* Excerpt provided *
And so we come to Easier With Practice, a dramedy written and directed by Kyle Patrick Alvarez, based on a true story published by FOUND Magazine founder Davy Rothbart in GQ. Rothbart, who travels around the country with his brother promoting his magazine and books, answered the phone one night in a motel and eventually found himself in a long-term phone sex relationship with a mysterious stranger. Easier with Practice stars Brian Geraghty as a writer named Davy who, whilst on a roadtrip with his brother to promote his book, answers the phone in his motel one evening and allows the sultry female voice on the other end (Kathryn Aselton of The Puffy Chair) to talk him into a session of mutual masterbation, which leads to an ongoing relationship which renders Davy basically incapable of participating in real life.

* What to work on *
a - In the film review, who wrote and directed Easier With Practice?
b - Pick up the film review of Easier With Practice after its last sentence and keep writing.
The records that come next are separate material, unrelated to the film review.

(Element position data)
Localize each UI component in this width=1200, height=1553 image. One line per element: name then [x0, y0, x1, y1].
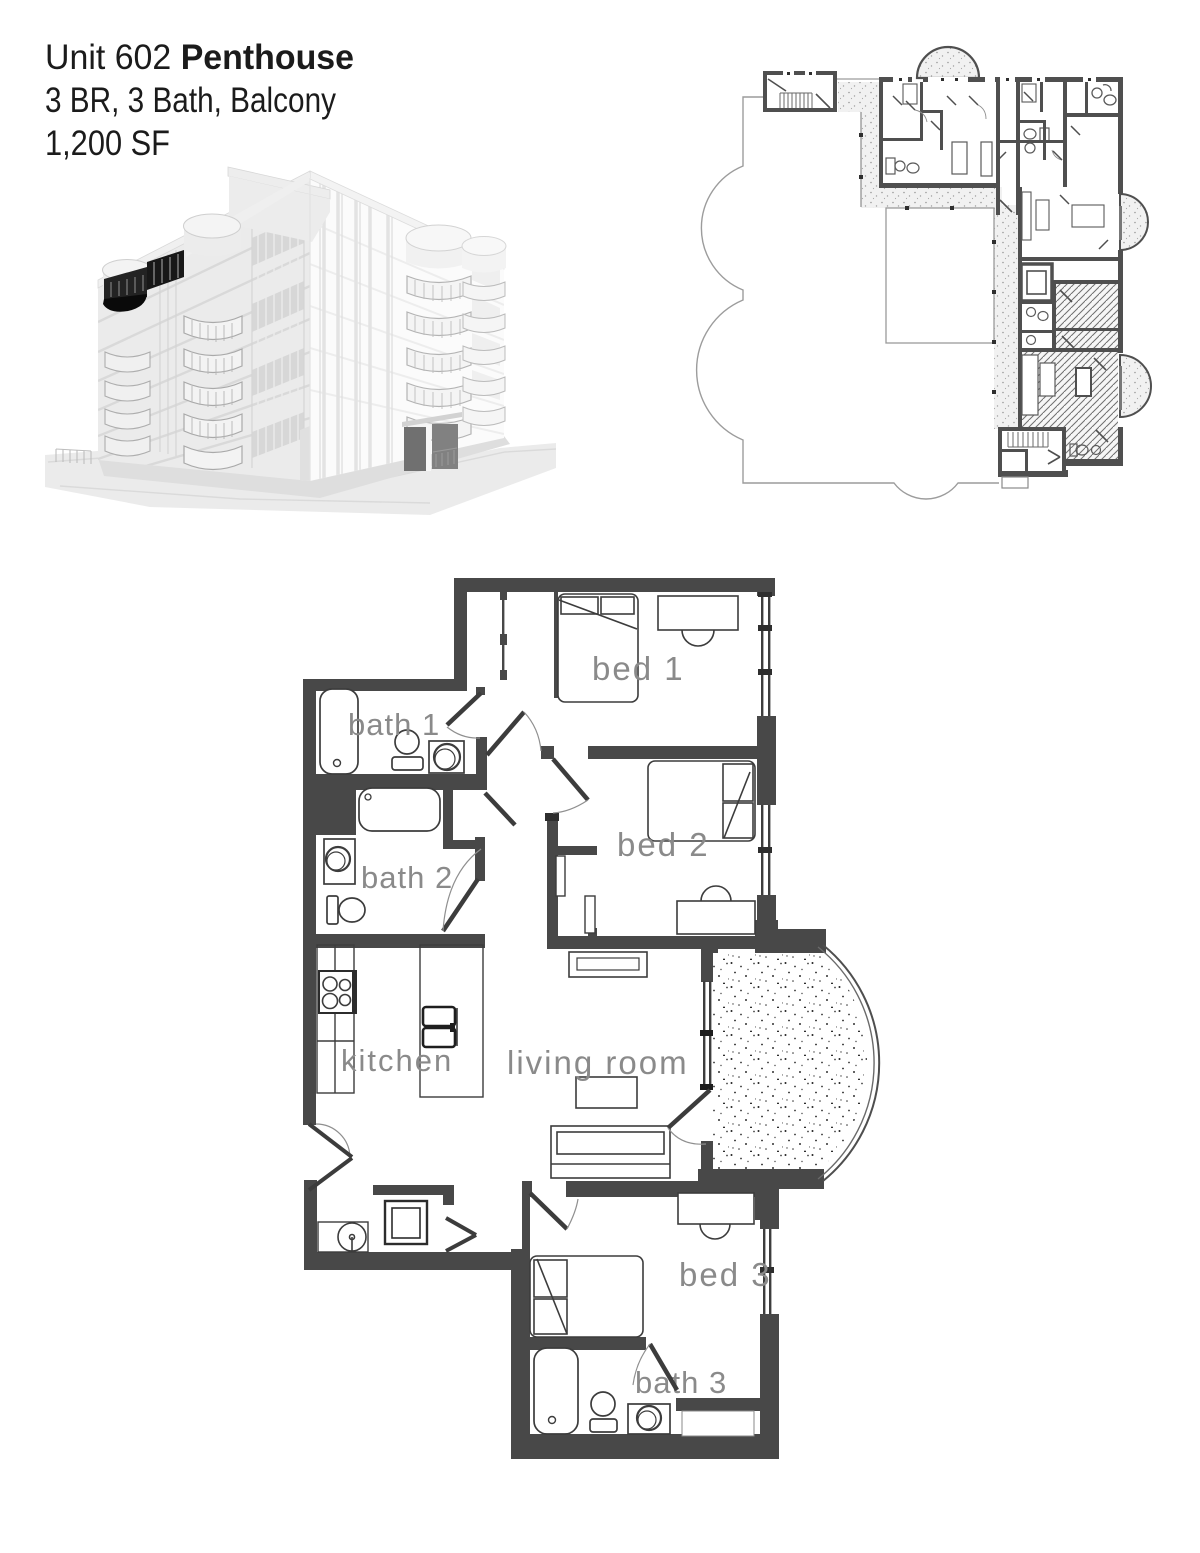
- svg-text:kitchen: kitchen: [341, 1043, 453, 1078]
- svg-text:bed 2: bed 2: [617, 826, 710, 863]
- svg-text:bath 3: bath 3: [635, 1365, 727, 1400]
- svg-text:3 BR, 3 Bath, Balcony: 3 BR, 3 Bath, Balcony: [45, 81, 336, 120]
- svg-text:Unit 602 Penthouse: Unit 602 Penthouse: [45, 38, 354, 77]
- svg-text:bed 3: bed 3: [679, 1256, 772, 1293]
- svg-text:bath 2: bath 2: [361, 860, 453, 895]
- svg-text:living room: living room: [507, 1044, 689, 1081]
- svg-text:bath 1: bath 1: [348, 707, 440, 742]
- svg-text:1,200 SF: 1,200 SF: [45, 124, 170, 163]
- svg-text:bed 1: bed 1: [592, 650, 685, 687]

* Task-by-task answers *
a - Kyle Patrick Alvarez

b -
What’s interesting about the film (beyond the fact that it seems to stay extremely faithful to Rothbart’s too-good-to-be-true real experience, if anything amping up the character’s social imcompentence) is the fact that Alvarez has taken material dark and difficult enough to mandate an indie production — it’s basically a movie about loneliness peppered with large doses of explicit sexual language, and as such, it simply would not get produced by a studio in its current form — and churned it into a slick crowdpleaser. Shot on the RED camera, it’s got the distinct look of a pre-video road trip indie. The story arc leads to a reveal that’s shocking in its specific details, but not in its existence — there’s a wave of surprise, but not one extreme enough to throw a viewer. Geraghty sinks so deep into nerd drag that he’s unrecognizable as the same actor who plays the third lead in The Hurt Locker. All in all, everything just works — there’s an ease to the filmmaking that allows the universal elements of the story to come through. That it’s a film without obvious rough edges or blatant challenges to and audience makes it, at CineVegas, an anomaly; in the world at large, that’s exactly what will probably make it very appealing.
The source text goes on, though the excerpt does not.